## WHAT IS BEING ASKED
Quote the listing in full, exactly as given, minus any pictures.

Items from a figure collection:
───

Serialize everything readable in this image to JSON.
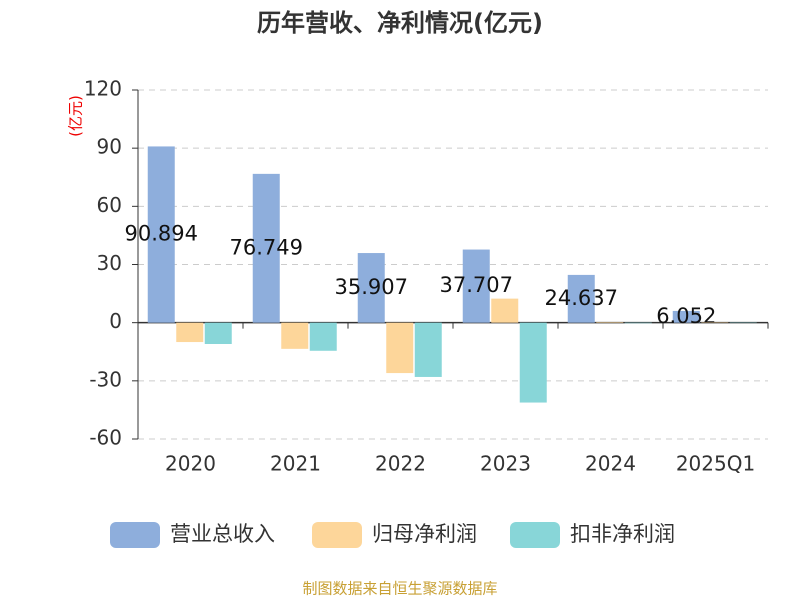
{
  "chart_data": {
    "type": "bar",
    "title": "历年营收、净利情况(亿元)",
    "y_label": "(亿元)",
    "categories": [
      "2020",
      "2021",
      "2022",
      "2023",
      "2024",
      "2025Q1"
    ],
    "series": [
      {
        "name": "营业总收入",
        "color": "#8eaedc",
        "values": [
          90.894,
          76.749,
          35.907,
          37.707,
          24.637,
          6.052
        ],
        "show_labels": true
      },
      {
        "name": "归母净利润",
        "color": "#fdd69a",
        "values": [
          -10,
          -13.5,
          -26,
          12.4,
          0.3,
          0.2
        ]
      },
      {
        "name": "扣非净利润",
        "color": "#88d6d8",
        "values": [
          -11,
          -14.5,
          -28,
          -41.2,
          -0.3,
          -0.2
        ]
      }
    ],
    "ylim": [
      -60,
      120
    ],
    "yticks": [
      -60,
      -30,
      0,
      30,
      60,
      90,
      120
    ],
    "grid": true,
    "legend": "bottom",
    "source": "制图数据来自恒生聚源数据库"
  }
}
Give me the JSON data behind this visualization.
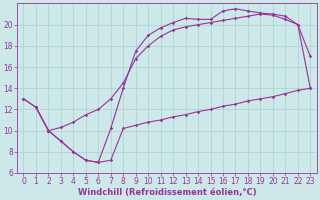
{
  "bg_color": "#cce8e8",
  "line_color": "#993399",
  "grid_color": "#aacfcf",
  "xlabel": "Windchill (Refroidissement éolien,°C)",
  "xlabel_fontsize": 6.0,
  "tick_fontsize": 5.5,
  "xlim": [
    -0.5,
    23.5
  ],
  "ylim": [
    6,
    22
  ],
  "yticks": [
    6,
    8,
    10,
    12,
    14,
    16,
    18,
    20
  ],
  "xticks": [
    0,
    1,
    2,
    3,
    4,
    5,
    6,
    7,
    8,
    9,
    10,
    11,
    12,
    13,
    14,
    15,
    16,
    17,
    18,
    19,
    20,
    21,
    22,
    23
  ],
  "line1_x": [
    0,
    1,
    2,
    3,
    4,
    5,
    6,
    7,
    8,
    9,
    10,
    11,
    12,
    13,
    14,
    15,
    16,
    17,
    18,
    19,
    20,
    21,
    22,
    23
  ],
  "line1_y": [
    13.0,
    12.2,
    10.0,
    9.0,
    8.0,
    7.2,
    7.0,
    10.2,
    14.0,
    17.5,
    19.0,
    19.7,
    20.2,
    20.6,
    20.5,
    20.5,
    21.3,
    21.5,
    21.3,
    21.1,
    21.0,
    20.8,
    20.0,
    17.0
  ],
  "line2_x": [
    0,
    1,
    2,
    3,
    4,
    5,
    6,
    7,
    8,
    9,
    10,
    11,
    12,
    13,
    14,
    15,
    16,
    17,
    18,
    19,
    20,
    21,
    22,
    23
  ],
  "line2_y": [
    13.0,
    12.2,
    10.0,
    10.3,
    10.8,
    11.5,
    12.0,
    13.0,
    14.5,
    16.8,
    18.0,
    18.9,
    19.5,
    19.8,
    20.0,
    20.2,
    20.4,
    20.6,
    20.8,
    21.0,
    20.9,
    20.5,
    20.0,
    14.0
  ],
  "line3_x": [
    1,
    2,
    3,
    4,
    5,
    6,
    7,
    8,
    9,
    10,
    11,
    12,
    13,
    14,
    15,
    16,
    17,
    18,
    19,
    20,
    21,
    22,
    23
  ],
  "line3_y": [
    12.2,
    10.0,
    9.0,
    8.0,
    7.2,
    7.0,
    7.2,
    10.2,
    10.5,
    10.8,
    11.0,
    11.3,
    11.5,
    11.8,
    12.0,
    12.3,
    12.5,
    12.8,
    13.0,
    13.2,
    13.5,
    13.8,
    14.0
  ]
}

───

## SOLUTION BELOW
Serialize everything readable in this image to JSON.
{
  "chart_data": {
    "type": "bar",
    "title": "历年营收、净利情况(亿元)",
    "y_label": "(亿元)",
    "categories": [
      "2020",
      "2021",
      "2022",
      "2023",
      "2024",
      "2025Q1"
    ],
    "series": [
      {
        "name": "营业总收入",
        "color": "#8eaedc",
        "values": [
          90.894,
          76.749,
          35.907,
          37.707,
          24.637,
          6.052
        ],
        "show_labels": true
      },
      {
        "name": "归母净利润",
        "color": "#fdd69a",
        "values": [
          -10,
          -13.5,
          -26,
          12.4,
          0.3,
          0.2
        ]
      },
      {
        "name": "扣非净利润",
        "color": "#88d6d8",
        "values": [
          -11,
          -14.5,
          -28,
          -41.2,
          -0.3,
          -0.2
        ]
      }
    ],
    "ylim": [
      -60,
      120
    ],
    "yticks": [
      -60,
      -30,
      0,
      30,
      60,
      90,
      120
    ],
    "grid": true,
    "legend": "bottom",
    "source": "制图数据来自恒生聚源数据库"
  }
}
Give me the JSON data behind this visualization.
{
  "bg_color": "#cce8e8",
  "line_color": "#993399",
  "grid_color": "#aacfcf",
  "xlabel": "Windchill (Refroidissement éolien,°C)",
  "xlabel_fontsize": 6.0,
  "tick_fontsize": 5.5,
  "xlim": [
    -0.5,
    23.5
  ],
  "ylim": [
    6,
    22
  ],
  "yticks": [
    6,
    8,
    10,
    12,
    14,
    16,
    18,
    20
  ],
  "xticks": [
    0,
    1,
    2,
    3,
    4,
    5,
    6,
    7,
    8,
    9,
    10,
    11,
    12,
    13,
    14,
    15,
    16,
    17,
    18,
    19,
    20,
    21,
    22,
    23
  ],
  "line1_x": [
    0,
    1,
    2,
    3,
    4,
    5,
    6,
    7,
    8,
    9,
    10,
    11,
    12,
    13,
    14,
    15,
    16,
    17,
    18,
    19,
    20,
    21,
    22,
    23
  ],
  "line1_y": [
    13.0,
    12.2,
    10.0,
    9.0,
    8.0,
    7.2,
    7.0,
    10.2,
    14.0,
    17.5,
    19.0,
    19.7,
    20.2,
    20.6,
    20.5,
    20.5,
    21.3,
    21.5,
    21.3,
    21.1,
    21.0,
    20.8,
    20.0,
    17.0
  ],
  "line2_x": [
    0,
    1,
    2,
    3,
    4,
    5,
    6,
    7,
    8,
    9,
    10,
    11,
    12,
    13,
    14,
    15,
    16,
    17,
    18,
    19,
    20,
    21,
    22,
    23
  ],
  "line2_y": [
    13.0,
    12.2,
    10.0,
    10.3,
    10.8,
    11.5,
    12.0,
    13.0,
    14.5,
    16.8,
    18.0,
    18.9,
    19.5,
    19.8,
    20.0,
    20.2,
    20.4,
    20.6,
    20.8,
    21.0,
    20.9,
    20.5,
    20.0,
    14.0
  ],
  "line3_x": [
    1,
    2,
    3,
    4,
    5,
    6,
    7,
    8,
    9,
    10,
    11,
    12,
    13,
    14,
    15,
    16,
    17,
    18,
    19,
    20,
    21,
    22,
    23
  ],
  "line3_y": [
    12.2,
    10.0,
    9.0,
    8.0,
    7.2,
    7.0,
    7.2,
    10.2,
    10.5,
    10.8,
    11.0,
    11.3,
    11.5,
    11.8,
    12.0,
    12.3,
    12.5,
    12.8,
    13.0,
    13.2,
    13.5,
    13.8,
    14.0
  ]
}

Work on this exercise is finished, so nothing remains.